Items listed in a dataset:
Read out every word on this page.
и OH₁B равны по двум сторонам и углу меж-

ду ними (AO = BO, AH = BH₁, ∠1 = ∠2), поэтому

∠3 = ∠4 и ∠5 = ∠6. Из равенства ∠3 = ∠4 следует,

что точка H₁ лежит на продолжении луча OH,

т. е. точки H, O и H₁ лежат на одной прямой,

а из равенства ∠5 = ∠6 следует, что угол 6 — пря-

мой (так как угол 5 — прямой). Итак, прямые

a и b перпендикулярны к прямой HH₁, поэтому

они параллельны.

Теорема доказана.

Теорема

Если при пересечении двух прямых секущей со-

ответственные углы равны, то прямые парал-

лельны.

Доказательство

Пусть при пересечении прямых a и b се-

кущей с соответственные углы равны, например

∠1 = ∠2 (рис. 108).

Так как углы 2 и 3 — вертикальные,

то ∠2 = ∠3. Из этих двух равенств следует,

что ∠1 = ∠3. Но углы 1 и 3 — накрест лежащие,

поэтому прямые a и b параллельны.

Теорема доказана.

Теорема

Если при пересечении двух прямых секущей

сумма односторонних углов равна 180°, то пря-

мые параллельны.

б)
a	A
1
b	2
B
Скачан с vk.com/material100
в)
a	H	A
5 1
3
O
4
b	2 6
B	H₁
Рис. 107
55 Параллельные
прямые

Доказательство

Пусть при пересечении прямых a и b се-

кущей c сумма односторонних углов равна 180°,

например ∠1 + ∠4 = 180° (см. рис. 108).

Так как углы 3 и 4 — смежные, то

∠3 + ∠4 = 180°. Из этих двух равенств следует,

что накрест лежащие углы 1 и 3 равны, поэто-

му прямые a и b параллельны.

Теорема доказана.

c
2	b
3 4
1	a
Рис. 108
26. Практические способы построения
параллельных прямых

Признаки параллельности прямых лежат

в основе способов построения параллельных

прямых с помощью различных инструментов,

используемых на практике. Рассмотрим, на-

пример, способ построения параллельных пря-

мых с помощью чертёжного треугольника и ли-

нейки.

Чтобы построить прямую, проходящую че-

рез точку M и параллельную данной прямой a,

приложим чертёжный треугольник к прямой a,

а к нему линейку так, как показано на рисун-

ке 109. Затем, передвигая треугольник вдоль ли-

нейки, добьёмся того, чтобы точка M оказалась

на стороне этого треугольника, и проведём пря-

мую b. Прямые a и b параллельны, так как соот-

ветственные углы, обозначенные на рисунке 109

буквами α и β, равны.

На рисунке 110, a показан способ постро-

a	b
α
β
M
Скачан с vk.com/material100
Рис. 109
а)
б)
==
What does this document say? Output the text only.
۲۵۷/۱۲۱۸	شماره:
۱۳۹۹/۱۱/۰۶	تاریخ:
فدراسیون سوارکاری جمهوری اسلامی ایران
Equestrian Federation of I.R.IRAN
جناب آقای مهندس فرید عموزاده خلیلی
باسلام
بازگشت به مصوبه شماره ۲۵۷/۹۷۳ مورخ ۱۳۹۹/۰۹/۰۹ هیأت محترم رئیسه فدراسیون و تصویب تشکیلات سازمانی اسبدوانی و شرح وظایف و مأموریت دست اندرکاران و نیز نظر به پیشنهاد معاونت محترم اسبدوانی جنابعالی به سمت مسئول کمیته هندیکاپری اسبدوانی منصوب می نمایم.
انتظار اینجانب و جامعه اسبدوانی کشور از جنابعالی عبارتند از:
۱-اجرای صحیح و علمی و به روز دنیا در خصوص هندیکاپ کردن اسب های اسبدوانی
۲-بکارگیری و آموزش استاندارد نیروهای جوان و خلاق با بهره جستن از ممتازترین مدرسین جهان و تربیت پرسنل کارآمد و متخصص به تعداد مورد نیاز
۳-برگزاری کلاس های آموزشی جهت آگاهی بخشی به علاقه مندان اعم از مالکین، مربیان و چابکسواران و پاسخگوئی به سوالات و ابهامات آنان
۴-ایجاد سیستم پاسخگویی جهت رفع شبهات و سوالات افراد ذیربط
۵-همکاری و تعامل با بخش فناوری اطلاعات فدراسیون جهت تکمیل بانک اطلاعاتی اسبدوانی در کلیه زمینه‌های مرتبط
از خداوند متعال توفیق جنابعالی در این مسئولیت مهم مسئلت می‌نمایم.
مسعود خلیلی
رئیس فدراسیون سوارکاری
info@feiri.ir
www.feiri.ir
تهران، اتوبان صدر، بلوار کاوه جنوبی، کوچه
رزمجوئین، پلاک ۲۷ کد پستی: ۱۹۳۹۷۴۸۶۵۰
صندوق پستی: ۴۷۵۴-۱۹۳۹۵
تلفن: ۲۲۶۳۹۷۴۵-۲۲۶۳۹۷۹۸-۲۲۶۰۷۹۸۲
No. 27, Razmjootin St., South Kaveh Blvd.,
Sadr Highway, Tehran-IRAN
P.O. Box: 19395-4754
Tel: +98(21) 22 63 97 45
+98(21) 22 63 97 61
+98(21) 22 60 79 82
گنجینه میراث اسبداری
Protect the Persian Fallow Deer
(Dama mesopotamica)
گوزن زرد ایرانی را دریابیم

*Work to do*. Out of the records, collect only those lines that contain the string "IRAN".

*Response*.
Equestrian Federation of I.R.IRAN
Sadr Highway, Tehran-IRAN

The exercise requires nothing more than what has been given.